━━ SELECTED TEXT

- **`ExtractSuperKmers`, `IterSuperKmers(seq, k, m)`**: Extracts *super-k-mers* — maximal contiguous regions where all embedded `k`-mers share the same minimizer. Uses monotone deque for O(n) time.
## I/O Formats & Streaming
- **`.kdi` (K-Disk Index)**: Compact binary format for sorted `uint64` k-mers using delta-varint encoding. Includes optional `.kdx` sparse index for fast `SeekTo(target)`.
- APIs: `NewKdiWriter`, `NewKdiReader`, `.Next() → (kmer, ok)`.
- **`.skm`**: Binary storage for *super-k-mers*, with 2-bit nucleotide packing (4× compression vs ASCII).
- **`.kdx`**: Sparse index for `.kdi`, storing `(kmer, byteOffset)` every *stride* entries (e.g., 4096), enabling O(log M) seeks.
## K-Way Merge & Deduplication
- **`KWayMerge([]*KdiReader)`**: Merges sorted `.kdi` streams, aggregating k-mer counts across inputs.
- Uses min-heap for O(log *k*) per-output operations; supports streaming and deduplication.
- Ideal for combining k-mer sets across samples or batches.
## Entropy Filtering & Complexity Detection
- **`KmerEntropy(kmer, k, levelMax)`**: Computes minimum normalized Shannon entropy across sub-word sizes (1 to `levelMax`) using circular canonical normalization.
- Values near **0** indicate repeats (e.g., homopolymers); ~1 indicates high complexity.
- **`KmerEntropyFilter`**: Precomputed filter for batch processing (no allocations), with `Accept(kmer)` and fast entropy lookup.
## K-mer Set Management (`KmerSetGroup`)
A `KmerSetGroup` represents *N* disjoint, sorted k-mer sets (e.g., per sample), persisted on disk.

━━━━

#### EXERCISE INSTRUCTIONS:
**A.** List every file format, by its extension, that the k-mer library notes describe.
**B.** According to the k-mer library notes, how does the `.kdx` file make O(log M) seeks possible?

━━ ENTRIES SUPPLIED

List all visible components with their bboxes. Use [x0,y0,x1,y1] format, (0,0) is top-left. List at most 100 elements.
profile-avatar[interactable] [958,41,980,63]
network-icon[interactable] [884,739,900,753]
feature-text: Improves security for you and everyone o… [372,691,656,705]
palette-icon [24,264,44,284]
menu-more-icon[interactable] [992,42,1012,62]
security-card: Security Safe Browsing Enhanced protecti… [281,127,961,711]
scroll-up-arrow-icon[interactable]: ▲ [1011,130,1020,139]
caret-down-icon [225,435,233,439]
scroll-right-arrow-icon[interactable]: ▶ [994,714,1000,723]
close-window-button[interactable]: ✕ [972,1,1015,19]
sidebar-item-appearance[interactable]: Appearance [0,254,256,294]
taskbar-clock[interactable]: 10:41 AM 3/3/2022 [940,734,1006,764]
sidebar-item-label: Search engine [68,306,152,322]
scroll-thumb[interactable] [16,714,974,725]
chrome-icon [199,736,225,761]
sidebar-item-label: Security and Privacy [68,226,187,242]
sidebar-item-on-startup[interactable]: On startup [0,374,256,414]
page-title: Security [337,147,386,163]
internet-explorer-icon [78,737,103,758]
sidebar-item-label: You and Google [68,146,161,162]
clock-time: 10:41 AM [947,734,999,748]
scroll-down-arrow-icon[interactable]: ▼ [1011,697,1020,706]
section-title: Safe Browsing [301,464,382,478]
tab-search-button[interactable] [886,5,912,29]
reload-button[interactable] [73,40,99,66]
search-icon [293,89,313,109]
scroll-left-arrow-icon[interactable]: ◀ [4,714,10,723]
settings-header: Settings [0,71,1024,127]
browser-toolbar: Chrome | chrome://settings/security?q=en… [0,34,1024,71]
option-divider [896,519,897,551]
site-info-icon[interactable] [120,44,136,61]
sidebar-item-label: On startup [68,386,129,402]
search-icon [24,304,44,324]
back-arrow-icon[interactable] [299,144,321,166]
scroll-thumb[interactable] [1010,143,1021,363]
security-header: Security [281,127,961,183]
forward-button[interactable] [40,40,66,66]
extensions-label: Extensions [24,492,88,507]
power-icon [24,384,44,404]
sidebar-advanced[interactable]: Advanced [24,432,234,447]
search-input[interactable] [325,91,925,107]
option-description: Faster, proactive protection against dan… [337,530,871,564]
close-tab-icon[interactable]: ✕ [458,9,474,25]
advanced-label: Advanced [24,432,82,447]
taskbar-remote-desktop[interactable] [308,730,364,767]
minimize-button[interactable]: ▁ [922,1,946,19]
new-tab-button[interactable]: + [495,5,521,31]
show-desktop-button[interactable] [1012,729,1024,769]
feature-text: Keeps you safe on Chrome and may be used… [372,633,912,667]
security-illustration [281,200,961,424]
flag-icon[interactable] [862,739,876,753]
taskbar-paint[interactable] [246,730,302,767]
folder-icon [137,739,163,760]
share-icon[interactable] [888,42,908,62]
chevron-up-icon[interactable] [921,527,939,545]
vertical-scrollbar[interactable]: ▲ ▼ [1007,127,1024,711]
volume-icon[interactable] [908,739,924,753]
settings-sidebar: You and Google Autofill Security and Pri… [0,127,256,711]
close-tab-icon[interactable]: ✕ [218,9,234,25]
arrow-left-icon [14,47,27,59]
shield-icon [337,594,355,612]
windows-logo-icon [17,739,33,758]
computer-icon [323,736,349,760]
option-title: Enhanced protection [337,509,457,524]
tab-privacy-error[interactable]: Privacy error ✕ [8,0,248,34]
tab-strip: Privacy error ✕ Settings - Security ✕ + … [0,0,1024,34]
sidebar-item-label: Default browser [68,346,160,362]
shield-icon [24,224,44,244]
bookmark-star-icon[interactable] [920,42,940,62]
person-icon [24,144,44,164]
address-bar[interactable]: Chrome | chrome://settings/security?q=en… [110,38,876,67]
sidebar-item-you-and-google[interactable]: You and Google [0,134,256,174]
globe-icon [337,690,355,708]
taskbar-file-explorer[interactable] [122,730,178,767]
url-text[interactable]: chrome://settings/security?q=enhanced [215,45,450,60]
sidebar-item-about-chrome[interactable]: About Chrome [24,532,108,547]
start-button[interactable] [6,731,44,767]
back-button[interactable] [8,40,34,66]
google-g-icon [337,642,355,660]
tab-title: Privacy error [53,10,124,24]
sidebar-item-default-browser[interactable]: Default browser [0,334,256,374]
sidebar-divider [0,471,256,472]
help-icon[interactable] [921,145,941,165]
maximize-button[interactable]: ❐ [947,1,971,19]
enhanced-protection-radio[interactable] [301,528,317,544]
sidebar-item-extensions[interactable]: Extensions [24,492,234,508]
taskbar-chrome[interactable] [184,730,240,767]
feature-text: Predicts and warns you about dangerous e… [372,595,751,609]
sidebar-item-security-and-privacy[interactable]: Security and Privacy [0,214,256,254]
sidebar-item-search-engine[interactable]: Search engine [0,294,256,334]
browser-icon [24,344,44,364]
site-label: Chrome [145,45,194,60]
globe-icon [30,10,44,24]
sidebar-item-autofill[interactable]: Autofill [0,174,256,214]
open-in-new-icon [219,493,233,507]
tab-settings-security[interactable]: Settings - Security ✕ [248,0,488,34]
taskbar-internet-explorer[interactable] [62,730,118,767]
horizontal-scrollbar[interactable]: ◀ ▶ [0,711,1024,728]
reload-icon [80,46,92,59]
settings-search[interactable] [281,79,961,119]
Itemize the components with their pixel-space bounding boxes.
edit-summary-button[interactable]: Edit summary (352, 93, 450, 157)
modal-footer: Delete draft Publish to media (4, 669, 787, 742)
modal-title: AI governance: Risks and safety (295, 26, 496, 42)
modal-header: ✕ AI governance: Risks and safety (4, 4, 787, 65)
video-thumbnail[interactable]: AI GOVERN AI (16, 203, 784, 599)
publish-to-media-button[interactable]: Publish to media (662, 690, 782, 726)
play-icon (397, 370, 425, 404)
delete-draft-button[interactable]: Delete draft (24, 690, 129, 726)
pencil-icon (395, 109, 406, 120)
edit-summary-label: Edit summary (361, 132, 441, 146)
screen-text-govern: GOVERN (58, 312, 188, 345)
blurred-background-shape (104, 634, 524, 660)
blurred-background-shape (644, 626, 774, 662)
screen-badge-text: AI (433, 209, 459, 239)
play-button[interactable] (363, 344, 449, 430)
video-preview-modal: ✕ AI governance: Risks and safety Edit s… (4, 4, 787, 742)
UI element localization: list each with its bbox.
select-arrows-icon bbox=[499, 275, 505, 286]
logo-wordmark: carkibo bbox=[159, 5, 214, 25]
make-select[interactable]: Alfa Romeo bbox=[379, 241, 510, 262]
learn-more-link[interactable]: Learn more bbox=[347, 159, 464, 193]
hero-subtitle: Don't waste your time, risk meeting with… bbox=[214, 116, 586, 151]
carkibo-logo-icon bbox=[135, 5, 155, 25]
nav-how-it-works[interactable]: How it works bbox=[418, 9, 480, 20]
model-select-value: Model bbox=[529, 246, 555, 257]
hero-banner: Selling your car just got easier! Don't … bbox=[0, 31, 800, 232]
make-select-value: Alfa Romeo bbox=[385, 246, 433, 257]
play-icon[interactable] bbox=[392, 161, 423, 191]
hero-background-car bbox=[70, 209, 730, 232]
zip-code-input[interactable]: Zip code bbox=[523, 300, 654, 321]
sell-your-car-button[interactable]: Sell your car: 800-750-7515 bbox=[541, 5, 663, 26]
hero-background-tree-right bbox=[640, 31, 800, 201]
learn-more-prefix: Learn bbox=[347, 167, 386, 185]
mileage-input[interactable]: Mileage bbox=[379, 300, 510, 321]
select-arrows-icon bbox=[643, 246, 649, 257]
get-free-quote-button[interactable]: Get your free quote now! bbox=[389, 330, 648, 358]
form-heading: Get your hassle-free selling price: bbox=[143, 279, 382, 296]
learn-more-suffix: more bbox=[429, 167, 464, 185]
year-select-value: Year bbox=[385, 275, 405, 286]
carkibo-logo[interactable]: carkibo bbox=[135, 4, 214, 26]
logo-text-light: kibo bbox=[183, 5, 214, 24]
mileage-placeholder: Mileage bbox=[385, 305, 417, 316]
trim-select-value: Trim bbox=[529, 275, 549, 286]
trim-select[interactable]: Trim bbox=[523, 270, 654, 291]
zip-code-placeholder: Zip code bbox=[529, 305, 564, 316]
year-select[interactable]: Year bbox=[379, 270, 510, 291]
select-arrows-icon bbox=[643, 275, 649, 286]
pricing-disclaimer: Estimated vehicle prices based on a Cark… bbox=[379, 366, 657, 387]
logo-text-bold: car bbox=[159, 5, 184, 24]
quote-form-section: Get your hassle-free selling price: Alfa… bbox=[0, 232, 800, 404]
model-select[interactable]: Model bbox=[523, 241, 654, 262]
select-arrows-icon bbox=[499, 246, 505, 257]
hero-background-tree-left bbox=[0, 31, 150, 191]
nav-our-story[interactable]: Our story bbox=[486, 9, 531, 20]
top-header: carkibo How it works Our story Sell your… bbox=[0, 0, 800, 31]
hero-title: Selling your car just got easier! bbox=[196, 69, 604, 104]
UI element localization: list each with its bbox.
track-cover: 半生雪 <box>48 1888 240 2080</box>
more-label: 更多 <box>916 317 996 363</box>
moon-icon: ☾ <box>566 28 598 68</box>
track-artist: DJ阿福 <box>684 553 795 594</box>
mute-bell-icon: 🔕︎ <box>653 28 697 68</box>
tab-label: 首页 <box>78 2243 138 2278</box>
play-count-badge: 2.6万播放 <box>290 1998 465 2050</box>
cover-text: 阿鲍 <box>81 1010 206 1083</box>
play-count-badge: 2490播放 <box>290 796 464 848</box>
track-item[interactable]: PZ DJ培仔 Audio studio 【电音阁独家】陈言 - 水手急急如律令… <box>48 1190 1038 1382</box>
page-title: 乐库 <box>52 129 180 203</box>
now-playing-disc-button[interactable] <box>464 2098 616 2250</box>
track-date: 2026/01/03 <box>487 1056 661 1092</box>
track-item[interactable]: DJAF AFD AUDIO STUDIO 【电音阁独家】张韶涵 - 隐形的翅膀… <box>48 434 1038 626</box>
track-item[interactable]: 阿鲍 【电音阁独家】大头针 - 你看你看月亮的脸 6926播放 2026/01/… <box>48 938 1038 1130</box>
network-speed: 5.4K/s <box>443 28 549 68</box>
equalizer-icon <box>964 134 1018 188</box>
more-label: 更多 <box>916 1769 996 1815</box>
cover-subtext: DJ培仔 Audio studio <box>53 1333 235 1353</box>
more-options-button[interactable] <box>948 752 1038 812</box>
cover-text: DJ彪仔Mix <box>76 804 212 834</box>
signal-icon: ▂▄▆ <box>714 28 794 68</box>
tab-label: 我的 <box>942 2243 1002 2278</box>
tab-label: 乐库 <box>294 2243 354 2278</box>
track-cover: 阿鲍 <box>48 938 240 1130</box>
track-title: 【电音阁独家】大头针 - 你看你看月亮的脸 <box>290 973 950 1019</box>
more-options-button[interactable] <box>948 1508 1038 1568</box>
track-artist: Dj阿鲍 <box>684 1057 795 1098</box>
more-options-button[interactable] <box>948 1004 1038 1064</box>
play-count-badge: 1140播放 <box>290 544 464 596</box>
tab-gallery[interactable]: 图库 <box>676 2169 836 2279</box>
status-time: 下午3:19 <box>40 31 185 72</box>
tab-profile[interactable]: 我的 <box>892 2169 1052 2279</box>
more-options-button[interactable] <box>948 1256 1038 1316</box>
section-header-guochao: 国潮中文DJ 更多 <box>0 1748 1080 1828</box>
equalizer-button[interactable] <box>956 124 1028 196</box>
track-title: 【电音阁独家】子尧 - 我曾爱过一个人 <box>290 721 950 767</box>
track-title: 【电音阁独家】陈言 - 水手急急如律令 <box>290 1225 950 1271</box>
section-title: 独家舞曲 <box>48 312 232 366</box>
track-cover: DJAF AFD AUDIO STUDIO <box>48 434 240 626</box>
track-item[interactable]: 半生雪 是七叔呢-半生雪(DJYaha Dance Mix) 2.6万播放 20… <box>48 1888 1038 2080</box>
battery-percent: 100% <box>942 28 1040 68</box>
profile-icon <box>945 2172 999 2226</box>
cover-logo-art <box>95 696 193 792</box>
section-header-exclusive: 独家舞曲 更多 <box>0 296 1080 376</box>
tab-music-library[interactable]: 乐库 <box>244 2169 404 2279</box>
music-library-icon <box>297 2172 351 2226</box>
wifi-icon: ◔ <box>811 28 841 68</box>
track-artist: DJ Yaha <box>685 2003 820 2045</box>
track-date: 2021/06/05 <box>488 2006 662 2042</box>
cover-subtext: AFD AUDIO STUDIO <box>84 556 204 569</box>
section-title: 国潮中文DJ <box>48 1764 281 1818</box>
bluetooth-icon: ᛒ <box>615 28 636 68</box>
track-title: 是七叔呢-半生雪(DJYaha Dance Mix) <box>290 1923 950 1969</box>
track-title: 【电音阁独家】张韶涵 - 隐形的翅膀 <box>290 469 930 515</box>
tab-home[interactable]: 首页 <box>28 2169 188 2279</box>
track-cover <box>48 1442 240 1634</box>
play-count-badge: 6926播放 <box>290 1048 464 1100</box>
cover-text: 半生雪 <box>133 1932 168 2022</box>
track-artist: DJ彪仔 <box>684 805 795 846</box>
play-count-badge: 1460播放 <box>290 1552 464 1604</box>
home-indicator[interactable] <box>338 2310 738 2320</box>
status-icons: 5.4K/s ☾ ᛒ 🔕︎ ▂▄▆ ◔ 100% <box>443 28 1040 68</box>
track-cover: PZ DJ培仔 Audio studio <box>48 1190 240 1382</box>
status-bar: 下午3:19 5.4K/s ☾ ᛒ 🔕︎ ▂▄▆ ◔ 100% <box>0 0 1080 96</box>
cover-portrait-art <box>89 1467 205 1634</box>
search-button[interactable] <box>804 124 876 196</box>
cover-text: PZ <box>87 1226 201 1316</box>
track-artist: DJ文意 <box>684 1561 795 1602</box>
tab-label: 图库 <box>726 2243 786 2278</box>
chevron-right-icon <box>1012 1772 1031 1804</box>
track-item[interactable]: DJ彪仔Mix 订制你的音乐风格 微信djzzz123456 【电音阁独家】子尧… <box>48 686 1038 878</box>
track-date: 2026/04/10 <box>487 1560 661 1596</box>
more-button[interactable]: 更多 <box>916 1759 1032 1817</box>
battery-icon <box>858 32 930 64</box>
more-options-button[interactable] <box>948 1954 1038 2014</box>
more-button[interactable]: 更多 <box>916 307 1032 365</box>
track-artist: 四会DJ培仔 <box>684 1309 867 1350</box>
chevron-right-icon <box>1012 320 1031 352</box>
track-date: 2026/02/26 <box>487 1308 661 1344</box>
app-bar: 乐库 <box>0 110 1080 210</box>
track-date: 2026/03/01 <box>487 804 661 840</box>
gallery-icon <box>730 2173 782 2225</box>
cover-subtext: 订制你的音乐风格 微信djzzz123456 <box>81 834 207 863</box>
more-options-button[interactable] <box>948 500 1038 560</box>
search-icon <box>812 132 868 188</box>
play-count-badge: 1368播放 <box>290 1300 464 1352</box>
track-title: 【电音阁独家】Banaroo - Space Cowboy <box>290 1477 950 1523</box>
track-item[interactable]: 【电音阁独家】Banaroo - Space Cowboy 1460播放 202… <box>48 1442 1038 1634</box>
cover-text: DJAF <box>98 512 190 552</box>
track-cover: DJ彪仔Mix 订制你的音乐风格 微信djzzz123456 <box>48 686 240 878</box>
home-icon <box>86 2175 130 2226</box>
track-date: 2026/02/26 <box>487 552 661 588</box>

━━━━

#### TASK-BY-TASK RESULTS:
**A.**
- `.kdi` (K-Disk Index)
- `.skm`
- `.kdx`

**B.** The `.kdx` file is a sparse index for a `.kdi` file. It stores a `(kmer, byteOffset)` pair every *stride* entries, for example every 4096. These stored pairs are what enable O(log M) seeks with `SeekTo(target)`.